> **Given records**
= = = = =

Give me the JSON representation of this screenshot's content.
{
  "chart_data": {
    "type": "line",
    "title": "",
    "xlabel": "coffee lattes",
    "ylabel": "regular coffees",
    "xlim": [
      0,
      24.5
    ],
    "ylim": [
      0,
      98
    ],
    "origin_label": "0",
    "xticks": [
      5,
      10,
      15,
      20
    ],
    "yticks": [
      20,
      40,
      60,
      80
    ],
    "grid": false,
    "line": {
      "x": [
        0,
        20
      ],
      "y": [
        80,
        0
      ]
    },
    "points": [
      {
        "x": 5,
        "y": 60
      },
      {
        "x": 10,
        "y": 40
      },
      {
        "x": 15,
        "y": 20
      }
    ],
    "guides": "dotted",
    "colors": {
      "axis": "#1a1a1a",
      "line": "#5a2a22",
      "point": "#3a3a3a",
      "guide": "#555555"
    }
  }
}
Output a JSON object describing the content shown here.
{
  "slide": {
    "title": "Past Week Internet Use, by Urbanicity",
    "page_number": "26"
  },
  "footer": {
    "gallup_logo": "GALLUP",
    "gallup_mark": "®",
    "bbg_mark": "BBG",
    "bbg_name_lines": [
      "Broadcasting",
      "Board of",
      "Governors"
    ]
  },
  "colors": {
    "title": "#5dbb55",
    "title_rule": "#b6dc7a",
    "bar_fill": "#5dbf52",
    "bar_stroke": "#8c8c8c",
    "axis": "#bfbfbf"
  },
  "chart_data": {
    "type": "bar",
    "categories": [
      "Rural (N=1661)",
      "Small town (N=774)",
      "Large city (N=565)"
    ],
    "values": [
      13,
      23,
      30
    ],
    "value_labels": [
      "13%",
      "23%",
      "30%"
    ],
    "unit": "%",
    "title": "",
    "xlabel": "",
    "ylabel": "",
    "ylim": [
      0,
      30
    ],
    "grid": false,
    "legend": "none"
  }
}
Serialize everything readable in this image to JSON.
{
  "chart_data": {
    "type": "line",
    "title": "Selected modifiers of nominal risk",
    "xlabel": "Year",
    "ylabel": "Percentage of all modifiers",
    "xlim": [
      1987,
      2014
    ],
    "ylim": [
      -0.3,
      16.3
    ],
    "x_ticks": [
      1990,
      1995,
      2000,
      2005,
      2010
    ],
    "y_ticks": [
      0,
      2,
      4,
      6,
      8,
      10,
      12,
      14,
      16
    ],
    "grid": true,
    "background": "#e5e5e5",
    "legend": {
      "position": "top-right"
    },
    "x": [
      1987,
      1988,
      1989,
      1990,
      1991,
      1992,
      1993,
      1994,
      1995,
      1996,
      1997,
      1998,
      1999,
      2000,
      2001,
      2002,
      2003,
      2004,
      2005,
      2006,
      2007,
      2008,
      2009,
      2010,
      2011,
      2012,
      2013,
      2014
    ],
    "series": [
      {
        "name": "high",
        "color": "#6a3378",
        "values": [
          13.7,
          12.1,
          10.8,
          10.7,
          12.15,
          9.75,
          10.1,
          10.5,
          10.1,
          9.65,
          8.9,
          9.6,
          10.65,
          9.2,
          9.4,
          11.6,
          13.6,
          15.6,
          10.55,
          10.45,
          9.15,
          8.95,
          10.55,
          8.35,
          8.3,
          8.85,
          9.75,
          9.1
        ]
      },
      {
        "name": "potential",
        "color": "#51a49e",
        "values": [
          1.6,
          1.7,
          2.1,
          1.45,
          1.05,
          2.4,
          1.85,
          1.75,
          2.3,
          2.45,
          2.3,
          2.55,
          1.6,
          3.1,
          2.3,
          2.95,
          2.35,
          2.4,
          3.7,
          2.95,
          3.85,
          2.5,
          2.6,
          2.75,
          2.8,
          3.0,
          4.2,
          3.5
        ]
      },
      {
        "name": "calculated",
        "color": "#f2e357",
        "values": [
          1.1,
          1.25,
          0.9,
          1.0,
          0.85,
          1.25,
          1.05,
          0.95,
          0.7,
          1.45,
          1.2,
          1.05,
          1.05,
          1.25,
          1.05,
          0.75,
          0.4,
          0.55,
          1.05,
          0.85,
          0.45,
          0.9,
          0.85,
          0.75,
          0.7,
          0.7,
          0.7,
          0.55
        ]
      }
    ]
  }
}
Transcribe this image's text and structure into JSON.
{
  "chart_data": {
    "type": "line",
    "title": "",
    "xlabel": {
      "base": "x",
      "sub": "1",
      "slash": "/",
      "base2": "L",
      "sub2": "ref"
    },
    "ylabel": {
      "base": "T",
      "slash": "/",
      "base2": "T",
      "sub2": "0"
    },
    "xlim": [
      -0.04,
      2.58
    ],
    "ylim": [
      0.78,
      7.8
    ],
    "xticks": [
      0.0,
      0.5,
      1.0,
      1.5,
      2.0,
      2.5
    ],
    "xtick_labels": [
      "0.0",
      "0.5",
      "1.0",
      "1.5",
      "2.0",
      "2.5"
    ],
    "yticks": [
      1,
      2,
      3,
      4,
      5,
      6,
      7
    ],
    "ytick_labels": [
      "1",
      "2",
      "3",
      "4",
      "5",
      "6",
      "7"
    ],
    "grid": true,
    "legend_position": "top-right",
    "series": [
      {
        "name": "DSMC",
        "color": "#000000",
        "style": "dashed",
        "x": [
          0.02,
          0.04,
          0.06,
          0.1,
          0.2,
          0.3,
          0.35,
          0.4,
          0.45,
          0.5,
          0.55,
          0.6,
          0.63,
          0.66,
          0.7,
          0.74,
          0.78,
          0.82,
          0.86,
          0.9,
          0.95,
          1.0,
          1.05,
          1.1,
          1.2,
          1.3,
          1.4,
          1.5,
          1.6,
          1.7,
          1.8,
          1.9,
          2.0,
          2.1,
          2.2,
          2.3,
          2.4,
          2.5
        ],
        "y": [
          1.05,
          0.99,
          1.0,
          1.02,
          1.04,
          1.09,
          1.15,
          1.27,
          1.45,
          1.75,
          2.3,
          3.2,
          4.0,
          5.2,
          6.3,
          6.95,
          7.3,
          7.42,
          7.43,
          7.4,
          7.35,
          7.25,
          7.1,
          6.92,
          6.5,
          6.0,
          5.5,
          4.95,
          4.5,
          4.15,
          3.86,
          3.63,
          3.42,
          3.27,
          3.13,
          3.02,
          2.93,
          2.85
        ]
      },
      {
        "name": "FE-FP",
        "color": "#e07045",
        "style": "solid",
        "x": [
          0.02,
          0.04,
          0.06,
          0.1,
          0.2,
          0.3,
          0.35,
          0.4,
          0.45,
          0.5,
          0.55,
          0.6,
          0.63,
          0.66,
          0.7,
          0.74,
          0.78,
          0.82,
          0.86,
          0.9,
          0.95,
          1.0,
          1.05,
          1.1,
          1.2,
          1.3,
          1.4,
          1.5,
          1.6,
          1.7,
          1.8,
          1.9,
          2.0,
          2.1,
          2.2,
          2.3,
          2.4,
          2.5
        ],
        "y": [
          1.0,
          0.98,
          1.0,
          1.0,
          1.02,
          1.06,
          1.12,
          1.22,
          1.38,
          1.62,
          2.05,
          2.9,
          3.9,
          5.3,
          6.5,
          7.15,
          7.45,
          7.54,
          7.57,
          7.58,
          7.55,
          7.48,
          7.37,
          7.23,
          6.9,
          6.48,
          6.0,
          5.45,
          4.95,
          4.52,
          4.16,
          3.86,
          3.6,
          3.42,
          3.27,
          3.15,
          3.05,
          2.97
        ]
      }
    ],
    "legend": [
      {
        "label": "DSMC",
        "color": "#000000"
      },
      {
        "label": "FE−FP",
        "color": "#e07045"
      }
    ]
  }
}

= = = = =

> **Exercise prompt**
Return every line above in which the string "image" occurs.

> **Task answer**
Serialize everything readable in this image to JSON.
Transcribe this image's text and structure into JSON.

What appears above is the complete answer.